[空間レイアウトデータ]
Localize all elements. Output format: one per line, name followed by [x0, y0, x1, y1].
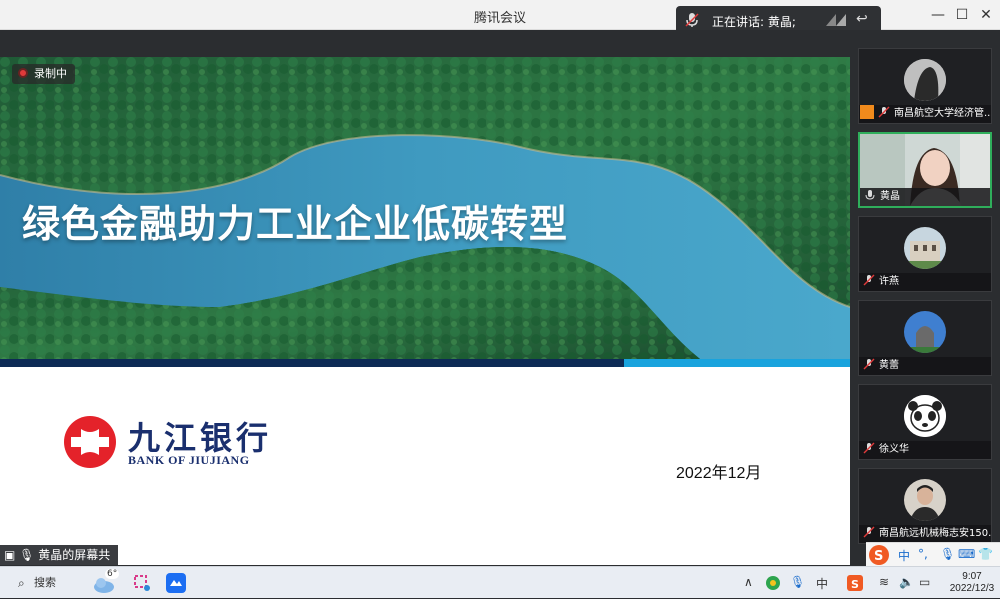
- tray-app-icon[interactable]: [763, 573, 783, 593]
- mic-muted-icon: [863, 358, 875, 370]
- screen-share-area: 绿色金融助力工业企业低碳转型 九江银行 BANK OF JIUJIANG 202…: [0, 30, 850, 565]
- ime-punct-toggle[interactable]: °,: [918, 547, 928, 561]
- ime-skin-icon[interactable]: 👕: [978, 547, 993, 561]
- wifi-icon[interactable]: ≋: [879, 575, 889, 589]
- record-dot-icon: [18, 68, 28, 78]
- battery-icon[interactable]: ▭: [919, 575, 930, 589]
- participant-namebar: 徐义华: [859, 441, 991, 459]
- mic-muted-icon: [863, 526, 875, 538]
- screen-icon: ▣: [4, 548, 16, 562]
- mic-icon: 🎙: [19, 548, 35, 562]
- host-icon: [860, 105, 874, 119]
- svg-text:S: S: [874, 549, 883, 564]
- avatar: [904, 395, 946, 437]
- taskbar-search[interactable]: ⌕ 搜索: [14, 573, 84, 593]
- tray-expand-icon[interactable]: ∧: [744, 575, 753, 589]
- speaking-label: 正在讲话: 黄晶;: [712, 15, 796, 29]
- presentation-slide: 绿色金融助力工业企业低碳转型 九江银行 BANK OF JIUJIANG 202…: [0, 57, 850, 565]
- ime-lang-toggle[interactable]: 中: [898, 547, 910, 564]
- weather-widget[interactable]: 6°: [92, 569, 120, 595]
- participant-tile[interactable]: 南昌航远机械梅志安150...: [858, 468, 992, 544]
- screenshare-label: ▣ 🎙 黄晶的屏幕共享: [0, 545, 118, 582]
- participant-tile[interactable]: 南昌航空大学经济管...: [858, 48, 992, 124]
- participant-namebar: 南昌航远机械梅志安150...: [859, 525, 991, 543]
- bank-logo-icon: [64, 416, 116, 468]
- participant-namebar: 许燕: [859, 273, 991, 291]
- minimize-button[interactable]: —: [928, 5, 948, 25]
- mic-muted-icon: [863, 274, 875, 286]
- tencent-meeting-icon[interactable]: [166, 573, 186, 593]
- participant-namebar: 黄晶: [860, 188, 990, 206]
- svg-text:S: S: [851, 578, 859, 591]
- ime-voice-icon[interactable]: 🎙: [940, 547, 955, 561]
- avatar: [904, 479, 946, 521]
- maximize-button[interactable]: ☐: [952, 5, 972, 25]
- mic-icon: [685, 13, 699, 27]
- clock-date: 2022/12/3: [949, 583, 995, 594]
- recording-badge: 录制中: [12, 64, 75, 84]
- clock-time: 9:07: [962, 571, 982, 582]
- volume-icon[interactable]: 🔈: [899, 575, 914, 589]
- return-icon[interactable]: ↩: [856, 11, 876, 27]
- recording-label: 录制中: [34, 67, 67, 80]
- participants-panel: 南昌航空大学经济管... 黄晶 许燕 黄蕾 徐义华 南昌航远机械梅志安150..…: [850, 30, 1000, 566]
- participant-tile[interactable]: 许燕: [858, 216, 992, 292]
- taskbar: ⌕ 搜索 6° ∧ 🎙 中 S ≋ 🔈 ▭ 9:07 2022/12/3: [0, 566, 1000, 598]
- participant-tile-active[interactable]: 黄晶: [858, 132, 992, 208]
- close-button[interactable]: ✕: [976, 5, 996, 25]
- avatar: [904, 59, 946, 101]
- tray-sogou-icon[interactable]: S: [845, 573, 865, 593]
- search-icon: ⌕: [18, 576, 25, 590]
- mic-muted-icon: [863, 442, 875, 454]
- taskbar-clock[interactable]: 9:07 2022/12/3: [944, 571, 1000, 595]
- slide-bar-light: [624, 359, 850, 367]
- tray-ime-lang[interactable]: 中: [816, 575, 828, 592]
- sogou-icon[interactable]: S: [868, 544, 890, 566]
- participant-tile[interactable]: 黄蕾: [858, 300, 992, 376]
- ime-keyboard-icon[interactable]: ⌨: [958, 547, 975, 561]
- tray-mic-icon[interactable]: 🎙: [790, 575, 805, 589]
- mic-muted-icon: [878, 106, 890, 118]
- slide-date: 2022年12月: [676, 465, 762, 482]
- ime-toolbar: S 中 °, 🎙 ⌨ 👕: [866, 542, 1000, 566]
- signal-icon: [826, 14, 846, 26]
- slide-title: 绿色金融助力工业企业低碳转型: [22, 202, 569, 246]
- avatar: [904, 311, 946, 353]
- participant-namebar: 黄蕾: [859, 357, 991, 375]
- slide-bar-dark: [0, 359, 624, 367]
- avatar: [904, 227, 946, 269]
- participant-tile[interactable]: 徐义华: [858, 384, 992, 460]
- snipping-tool-icon[interactable]: [132, 573, 152, 593]
- bank-name-en: BANK OF JIUJIANG: [128, 453, 250, 467]
- participant-namebar: 南昌航空大学经济管...: [859, 105, 991, 123]
- mic-icon: [865, 190, 875, 200]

◆ 依頼内容: 上の空間レイアウトデータの行をすべて、一字一句変えずに引用してください。ただし、画像は回答に含めないでください。

◆ 回答:
Localize all elements. Output format: one per line, name followed by [x0, y0, x1, y1].
- tray-app-icon[interactable]: [763, 573, 783, 593]
- mic-muted-icon: [863, 358, 875, 370]
- screen-share-area: 绿色金融助力工业企业低碳转型 九江银行 BANK OF JIUJIANG 202…: [0, 30, 850, 565]
- ime-punct-toggle[interactable]: °,: [918, 547, 928, 561]
- ime-skin-icon[interactable]: 👕: [978, 547, 993, 561]
- wifi-icon[interactable]: ≋: [879, 575, 889, 589]
- record-dot-icon: [18, 68, 28, 78]
- battery-icon[interactable]: ▭: [919, 575, 930, 589]
- participant-namebar: 徐义华: [859, 441, 991, 459]
- mic-muted-icon: [863, 526, 875, 538]
- screen-icon: ▣: [4, 548, 16, 562]
- mic-icon: 🎙: [19, 548, 35, 562]
- host-icon: [860, 105, 874, 119]
- svg-text:S: S: [874, 549, 883, 564]
- avatar: [904, 395, 946, 437]
- taskbar-search[interactable]: ⌕ 搜索: [14, 573, 84, 593]
- tray-expand-icon[interactable]: ∧: [744, 575, 753, 589]
- speaking-label: 正在讲话: 黄晶;: [712, 15, 796, 29]
- presentation-slide: 绿色金融助力工业企业低碳转型 九江银行 BANK OF JIUJIANG 202…: [0, 57, 850, 565]
- ime-lang-toggle[interactable]: 中: [898, 547, 910, 564]
- weather-widget[interactable]: 6°: [92, 569, 120, 595]
- participant-tile[interactable]: 南昌航远机械梅志安150...: [858, 468, 992, 544]
- screenshare-label: ▣ 🎙 黄晶的屏幕共享: [0, 545, 118, 582]
- participant-tile[interactable]: 南昌航空大学经济管...: [858, 48, 992, 124]
- participant-namebar: 南昌航远机械梅志安150...: [859, 525, 991, 543]
- bank-logo-icon: [64, 416, 116, 468]
- participant-namebar: 许燕: [859, 273, 991, 291]
- minimize-button[interactable]: —: [928, 5, 948, 25]
- mic-muted-icon: [863, 274, 875, 286]
- tencent-meeting-icon[interactable]: [166, 573, 186, 593]
- participant-namebar: 黄晶: [860, 188, 990, 206]
- svg-text:S: S: [851, 578, 859, 591]
- ime-voice-icon[interactable]: 🎙: [940, 547, 955, 561]
- avatar: [904, 479, 946, 521]
- maximize-button[interactable]: ☐: [952, 5, 972, 25]
- mic-icon: [685, 13, 699, 27]
- clock-date: 2022/12/3: [949, 583, 995, 594]
- recording-badge: 录制中: [12, 64, 75, 84]
- clock-time: 9:07: [962, 571, 982, 582]
- volume-icon[interactable]: 🔈: [899, 575, 914, 589]
- return-icon[interactable]: ↩: [856, 11, 876, 27]
- recording-label: 录制中: [34, 67, 67, 80]
- participants-panel: 南昌航空大学经济管... 黄晶 许燕 黄蕾 徐义华 南昌航远机械梅志安150..…: [850, 30, 1000, 566]
- participant-tile[interactable]: 许燕: [858, 216, 992, 292]
- taskbar: ⌕ 搜索 6° ∧ 🎙 中 S ≋ 🔈 ▭ 9:07 2022/12/3: [0, 566, 1000, 598]
- participant-tile-active[interactable]: 黄晶: [858, 132, 992, 208]
- close-button[interactable]: ✕: [976, 5, 996, 25]
- avatar: [904, 59, 946, 101]
- tray-sogou-icon[interactable]: S: [845, 573, 865, 593]
- search-icon: ⌕: [18, 576, 25, 590]
- mic-muted-icon: [863, 442, 875, 454]
- taskbar-clock[interactable]: 9:07 2022/12/3: [944, 571, 1000, 595]
- slide-bar-light: [624, 359, 850, 367]
- tray-ime-lang[interactable]: 中: [816, 575, 828, 592]
- sogou-icon[interactable]: S: [868, 544, 890, 566]
- participant-tile[interactable]: 黄蕾: [858, 300, 992, 376]
- ime-keyboard-icon[interactable]: ⌨: [958, 547, 975, 561]
- tray-mic-icon[interactable]: 🎙: [790, 575, 805, 589]
- mic-muted-icon: [878, 106, 890, 118]
- slide-date: 2022年12月: [676, 465, 762, 482]
- ime-toolbar: S 中 °, 🎙 ⌨ 👕: [866, 542, 1000, 566]
- signal-icon: [826, 14, 846, 26]
- slide-title: 绿色金融助力工业企业低碳转型: [22, 202, 569, 246]
- avatar: [904, 311, 946, 353]
- participant-namebar: 黄蕾: [859, 357, 991, 375]
- slide-bar-dark: [0, 359, 624, 367]
- avatar: [904, 227, 946, 269]
- participant-tile[interactable]: 徐义华: [858, 384, 992, 460]
- snipping-tool-icon[interactable]: [132, 573, 152, 593]
- bank-name-en: BANK OF JIUJIANG: [128, 453, 250, 467]
- participant-namebar: 南昌航空大学经济管...: [859, 105, 991, 123]
- mic-icon: [865, 190, 875, 200]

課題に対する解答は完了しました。